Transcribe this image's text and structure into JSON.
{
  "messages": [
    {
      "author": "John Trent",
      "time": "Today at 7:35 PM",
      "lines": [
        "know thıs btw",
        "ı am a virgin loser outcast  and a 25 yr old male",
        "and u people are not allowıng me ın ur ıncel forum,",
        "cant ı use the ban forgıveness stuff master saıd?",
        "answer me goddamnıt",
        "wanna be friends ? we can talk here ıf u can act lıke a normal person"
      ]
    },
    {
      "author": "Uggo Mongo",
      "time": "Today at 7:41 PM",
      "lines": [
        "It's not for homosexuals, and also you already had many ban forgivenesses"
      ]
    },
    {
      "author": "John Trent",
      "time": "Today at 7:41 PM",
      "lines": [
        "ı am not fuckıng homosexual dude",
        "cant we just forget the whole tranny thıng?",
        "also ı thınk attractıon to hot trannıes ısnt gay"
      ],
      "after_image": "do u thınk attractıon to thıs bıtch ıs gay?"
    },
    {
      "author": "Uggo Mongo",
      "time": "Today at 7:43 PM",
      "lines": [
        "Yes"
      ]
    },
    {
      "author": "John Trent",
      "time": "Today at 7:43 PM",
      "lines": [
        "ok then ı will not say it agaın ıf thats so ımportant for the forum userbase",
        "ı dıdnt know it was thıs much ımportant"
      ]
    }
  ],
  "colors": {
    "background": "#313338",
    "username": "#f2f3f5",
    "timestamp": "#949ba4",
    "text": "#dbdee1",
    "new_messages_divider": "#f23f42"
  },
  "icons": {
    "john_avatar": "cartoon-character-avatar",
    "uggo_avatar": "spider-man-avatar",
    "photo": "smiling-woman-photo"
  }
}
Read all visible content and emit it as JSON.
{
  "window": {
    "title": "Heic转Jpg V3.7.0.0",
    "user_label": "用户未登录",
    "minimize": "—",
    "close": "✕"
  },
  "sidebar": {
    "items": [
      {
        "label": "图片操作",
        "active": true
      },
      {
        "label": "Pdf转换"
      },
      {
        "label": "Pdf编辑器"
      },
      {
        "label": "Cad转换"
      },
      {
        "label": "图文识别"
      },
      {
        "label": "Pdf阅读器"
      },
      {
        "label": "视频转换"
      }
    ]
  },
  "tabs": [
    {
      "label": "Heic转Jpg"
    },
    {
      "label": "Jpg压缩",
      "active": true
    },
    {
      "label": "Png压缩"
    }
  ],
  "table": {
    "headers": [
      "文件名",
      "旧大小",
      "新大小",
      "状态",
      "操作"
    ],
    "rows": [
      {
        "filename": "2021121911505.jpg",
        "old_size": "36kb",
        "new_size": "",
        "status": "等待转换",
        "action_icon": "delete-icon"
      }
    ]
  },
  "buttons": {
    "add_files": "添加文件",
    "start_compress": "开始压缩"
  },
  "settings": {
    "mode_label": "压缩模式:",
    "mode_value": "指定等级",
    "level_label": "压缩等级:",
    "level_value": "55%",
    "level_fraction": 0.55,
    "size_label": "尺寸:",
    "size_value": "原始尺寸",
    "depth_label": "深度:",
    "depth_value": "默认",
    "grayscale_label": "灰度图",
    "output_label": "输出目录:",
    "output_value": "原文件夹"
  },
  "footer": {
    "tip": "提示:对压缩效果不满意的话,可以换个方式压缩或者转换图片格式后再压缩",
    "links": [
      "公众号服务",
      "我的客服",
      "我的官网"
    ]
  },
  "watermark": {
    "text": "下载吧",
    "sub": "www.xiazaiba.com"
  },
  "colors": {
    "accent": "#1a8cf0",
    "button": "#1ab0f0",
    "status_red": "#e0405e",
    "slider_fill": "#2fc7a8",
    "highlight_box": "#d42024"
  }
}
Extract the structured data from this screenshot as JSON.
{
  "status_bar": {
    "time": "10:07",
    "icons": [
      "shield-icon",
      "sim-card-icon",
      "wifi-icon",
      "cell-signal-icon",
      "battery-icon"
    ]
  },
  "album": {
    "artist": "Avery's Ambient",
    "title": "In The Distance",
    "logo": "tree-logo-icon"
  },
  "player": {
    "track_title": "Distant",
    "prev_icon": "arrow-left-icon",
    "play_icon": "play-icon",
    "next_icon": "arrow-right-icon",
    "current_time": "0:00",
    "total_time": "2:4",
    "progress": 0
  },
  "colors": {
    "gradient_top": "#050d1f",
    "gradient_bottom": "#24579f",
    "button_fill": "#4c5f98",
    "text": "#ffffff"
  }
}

══════

> [Written request] The records above must be output exactly, in full.

> [Task solution]
Transcribe this image's text and structure into JSON.
{
  "messages": [
    {
      "author": "John Trent",
      "time": "Today at 7:35 PM",
      "lines": [
        "know thıs btw",
        "ı am a virgin loser outcast  and a 25 yr old male",
        "and u people are not allowıng me ın ur ıncel forum,",
        "cant ı use the ban forgıveness stuff master saıd?",
        "answer me goddamnıt",
        "wanna be friends ? we can talk here ıf u can act lıke a normal person"
      ]
    },
    {
      "author": "Uggo Mongo",
      "time": "Today at 7:41 PM",
      "lines": [
        "It's not for homosexuals, and also you already had many ban forgivenesses"
      ]
    },
    {
      "author": "John Trent",
      "time": "Today at 7:41 PM",
      "lines": [
        "ı am not fuckıng homosexual dude",
        "cant we just forget the whole tranny thıng?",
        "also ı thınk attractıon to hot trannıes ısnt gay"
      ],
      "after_image": "do u thınk attractıon to thıs bıtch ıs gay?"
    },
    {
      "author": "Uggo Mongo",
      "time": "Today at 7:43 PM",
      "lines": [
        "Yes"
      ]
    },
    {
      "author": "John Trent",
      "time": "Today at 7:43 PM",
      "lines": [
        "ok then ı will not say it agaın ıf thats so ımportant for the forum userbase",
        "ı dıdnt know it was thıs much ımportant"
      ]
    }
  ],
  "colors": {
    "background": "#313338",
    "username": "#f2f3f5",
    "timestamp": "#949ba4",
    "text": "#dbdee1",
    "new_messages_divider": "#f23f42"
  },
  "icons": {
    "john_avatar": "cartoon-character-avatar",
    "uggo_avatar": "spider-man-avatar",
    "photo": "smiling-woman-photo"
  }
}
Read all visible content and emit it as JSON.
{
  "window": {
    "title": "Heic转Jpg V3.7.0.0",
    "user_label": "用户未登录",
    "minimize": "—",
    "close": "✕"
  },
  "sidebar": {
    "items": [
      {
        "label": "图片操作",
        "active": true
      },
      {
        "label": "Pdf转换"
      },
      {
        "label": "Pdf编辑器"
      },
      {
        "label": "Cad转换"
      },
      {
        "label": "图文识别"
      },
      {
        "label": "Pdf阅读器"
      },
      {
        "label": "视频转换"
      }
    ]
  },
  "tabs": [
    {
      "label": "Heic转Jpg"
    },
    {
      "label": "Jpg压缩",
      "active": true
    },
    {
      "label": "Png压缩"
    }
  ],
  "table": {
    "headers": [
      "文件名",
      "旧大小",
      "新大小",
      "状态",
      "操作"
    ],
    "rows": [
      {
        "filename": "2021121911505.jpg",
        "old_size": "36kb",
        "new_size": "",
        "status": "等待转换",
        "action_icon": "delete-icon"
      }
    ]
  },
  "buttons": {
    "add_files": "添加文件",
    "start_compress": "开始压缩"
  },
  "settings": {
    "mode_label": "压缩模式:",
    "mode_value": "指定等级",
    "level_label": "压缩等级:",
    "level_value": "55%",
    "level_fraction": 0.55,
    "size_label": "尺寸:",
    "size_value": "原始尺寸",
    "depth_label": "深度:",
    "depth_value": "默认",
    "grayscale_label": "灰度图",
    "output_label": "输出目录:",
    "output_value": "原文件夹"
  },
  "footer": {
    "tip": "提示:对压缩效果不满意的话,可以换个方式压缩或者转换图片格式后再压缩",
    "links": [
      "公众号服务",
      "我的客服",
      "我的官网"
    ]
  },
  "watermark": {
    "text": "下载吧",
    "sub": "www.xiazaiba.com"
  },
  "colors": {
    "accent": "#1a8cf0",
    "button": "#1ab0f0",
    "status_red": "#e0405e",
    "slider_fill": "#2fc7a8",
    "highlight_box": "#d42024"
  }
}
Extract the structured data from this screenshot as JSON.
{
  "status_bar": {
    "time": "10:07",
    "icons": [
      "shield-icon",
      "sim-card-icon",
      "wifi-icon",
      "cell-signal-icon",
      "battery-icon"
    ]
  },
  "album": {
    "artist": "Avery's Ambient",
    "title": "In The Distance",
    "logo": "tree-logo-icon"
  },
  "player": {
    "track_title": "Distant",
    "prev_icon": "arrow-left-icon",
    "play_icon": "play-icon",
    "next_icon": "arrow-right-icon",
    "current_time": "0:00",
    "total_time": "2:4",
    "progress": 0
  },
  "colors": {
    "gradient_top": "#050d1f",
    "gradient_bottom": "#24579f",
    "button_fill": "#4c5f98",
    "text": "#ffffff"
  }
}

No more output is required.